[Stored records]
═══

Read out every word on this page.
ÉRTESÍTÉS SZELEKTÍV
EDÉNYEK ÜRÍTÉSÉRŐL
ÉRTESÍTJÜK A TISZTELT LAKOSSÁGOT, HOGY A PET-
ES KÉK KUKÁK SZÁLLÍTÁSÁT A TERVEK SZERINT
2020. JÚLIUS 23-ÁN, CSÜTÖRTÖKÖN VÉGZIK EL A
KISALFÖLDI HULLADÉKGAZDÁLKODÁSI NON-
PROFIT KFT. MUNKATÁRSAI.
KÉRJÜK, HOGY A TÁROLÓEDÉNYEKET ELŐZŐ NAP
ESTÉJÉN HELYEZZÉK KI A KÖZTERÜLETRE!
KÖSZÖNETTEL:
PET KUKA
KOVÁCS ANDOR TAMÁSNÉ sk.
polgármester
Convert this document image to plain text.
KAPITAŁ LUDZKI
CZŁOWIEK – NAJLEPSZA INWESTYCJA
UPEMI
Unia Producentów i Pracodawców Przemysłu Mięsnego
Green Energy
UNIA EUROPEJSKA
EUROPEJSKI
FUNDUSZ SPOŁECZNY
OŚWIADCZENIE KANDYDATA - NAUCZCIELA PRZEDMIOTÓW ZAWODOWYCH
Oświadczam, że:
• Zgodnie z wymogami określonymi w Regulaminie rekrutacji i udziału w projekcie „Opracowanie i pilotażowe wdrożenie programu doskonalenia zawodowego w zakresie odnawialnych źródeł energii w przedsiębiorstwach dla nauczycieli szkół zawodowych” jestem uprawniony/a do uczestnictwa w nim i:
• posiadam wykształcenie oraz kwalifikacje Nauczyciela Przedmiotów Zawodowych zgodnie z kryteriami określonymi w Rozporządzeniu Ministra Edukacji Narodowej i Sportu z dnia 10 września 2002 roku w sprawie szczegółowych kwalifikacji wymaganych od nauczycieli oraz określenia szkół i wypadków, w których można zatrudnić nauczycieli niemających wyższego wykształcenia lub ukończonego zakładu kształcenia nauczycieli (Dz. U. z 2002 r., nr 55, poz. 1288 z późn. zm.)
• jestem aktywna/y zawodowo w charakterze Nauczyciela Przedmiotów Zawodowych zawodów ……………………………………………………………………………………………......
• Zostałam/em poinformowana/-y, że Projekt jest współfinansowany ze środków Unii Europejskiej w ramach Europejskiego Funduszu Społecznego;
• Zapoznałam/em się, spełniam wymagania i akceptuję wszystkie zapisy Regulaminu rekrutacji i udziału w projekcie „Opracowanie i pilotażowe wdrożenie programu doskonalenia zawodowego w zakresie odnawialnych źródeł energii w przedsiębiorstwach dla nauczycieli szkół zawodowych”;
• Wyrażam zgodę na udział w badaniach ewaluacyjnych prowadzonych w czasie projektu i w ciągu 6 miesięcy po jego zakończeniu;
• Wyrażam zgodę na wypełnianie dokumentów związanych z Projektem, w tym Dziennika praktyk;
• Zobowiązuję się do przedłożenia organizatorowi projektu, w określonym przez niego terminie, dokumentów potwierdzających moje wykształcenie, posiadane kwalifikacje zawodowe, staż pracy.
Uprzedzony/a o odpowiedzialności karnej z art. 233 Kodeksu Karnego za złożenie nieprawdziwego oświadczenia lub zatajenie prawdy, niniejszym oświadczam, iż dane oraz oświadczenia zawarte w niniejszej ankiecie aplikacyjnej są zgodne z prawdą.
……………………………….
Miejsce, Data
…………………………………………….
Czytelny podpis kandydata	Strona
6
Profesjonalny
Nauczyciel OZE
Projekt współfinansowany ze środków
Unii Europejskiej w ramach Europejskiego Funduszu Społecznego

═══

» Aim: Retype each record exactly, leaving nothing out.

» The completed task:
Read out every word on this page.
ÉRTESÍTÉS SZELEKTÍV
EDÉNYEK ÜRÍTÉSÉRŐL
ÉRTESÍTJÜK A TISZTELT LAKOSSÁGOT, HOGY A PET-
ES KÉK KUKÁK SZÁLLÍTÁSÁT A TERVEK SZERINT
2020. JÚLIUS 23-ÁN, CSÜTÖRTÖKÖN VÉGZIK EL A
KISALFÖLDI HULLADÉKGAZDÁLKODÁSI NON-
PROFIT KFT. MUNKATÁRSAI.
KÉRJÜK, HOGY A TÁROLÓEDÉNYEKET ELŐZŐ NAP
ESTÉJÉN HELYEZZÉK KI A KÖZTERÜLETRE!
KÖSZÖNETTEL:
PET KUKA
KOVÁCS ANDOR TAMÁSNÉ sk.
polgármester
Convert this document image to plain text.
KAPITAŁ LUDZKI
CZŁOWIEK – NAJLEPSZA INWESTYCJA
UPEMI
Unia Producentów i Pracodawców Przemysłu Mięsnego
Green Energy
UNIA EUROPEJSKA
EUROPEJSKI
FUNDUSZ SPOŁECZNY
OŚWIADCZENIE KANDYDATA - NAUCZCIELA PRZEDMIOTÓW ZAWODOWYCH
Oświadczam, że:
• Zgodnie z wymogami określonymi w Regulaminie rekrutacji i udziału w projekcie „Opracowanie i pilotażowe wdrożenie programu doskonalenia zawodowego w zakresie odnawialnych źródeł energii w przedsiębiorstwach dla nauczycieli szkół zawodowych” jestem uprawniony/a do uczestnictwa w nim i:
• posiadam wykształcenie oraz kwalifikacje Nauczyciela Przedmiotów Zawodowych zgodnie z kryteriami określonymi w Rozporządzeniu Ministra Edukacji Narodowej i Sportu z dnia 10 września 2002 roku w sprawie szczegółowych kwalifikacji wymaganych od nauczycieli oraz określenia szkół i wypadków, w których można zatrudnić nauczycieli niemających wyższego wykształcenia lub ukończonego zakładu kształcenia nauczycieli (Dz. U. z 2002 r., nr 55, poz. 1288 z późn. zm.)
• jestem aktywna/y zawodowo w charakterze Nauczyciela Przedmiotów Zawodowych zawodów ……………………………………………………………………………………………......
• Zostałam/em poinformowana/-y, że Projekt jest współfinansowany ze środków Unii Europejskiej w ramach Europejskiego Funduszu Społecznego;
• Zapoznałam/em się, spełniam wymagania i akceptuję wszystkie zapisy Regulaminu rekrutacji i udziału w projekcie „Opracowanie i pilotażowe wdrożenie programu doskonalenia zawodowego w zakresie odnawialnych źródeł energii w przedsiębiorstwach dla nauczycieli szkół zawodowych”;
• Wyrażam zgodę na udział w badaniach ewaluacyjnych prowadzonych w czasie projektu i w ciągu 6 miesięcy po jego zakończeniu;
• Wyrażam zgodę na wypełnianie dokumentów związanych z Projektem, w tym Dziennika praktyk;
• Zobowiązuję się do przedłożenia organizatorowi projektu, w określonym przez niego terminie, dokumentów potwierdzających moje wykształcenie, posiadane kwalifikacje zawodowe, staż pracy.
Uprzedzony/a o odpowiedzialności karnej z art. 233 Kodeksu Karnego za złożenie nieprawdziwego oświadczenia lub zatajenie prawdy, niniejszym oświadczam, iż dane oraz oświadczenia zawarte w niniejszej ankiecie aplikacyjnej są zgodne z prawdą.
……………………………….
Miejsce, Data
…………………………………………….
Czytelny podpis kandydata	Strona
6
Profesjonalny
Nauczyciel OZE
Projekt współfinansowany ze środków
Unii Europejskiej w ramach Europejskiego Funduszu Społecznego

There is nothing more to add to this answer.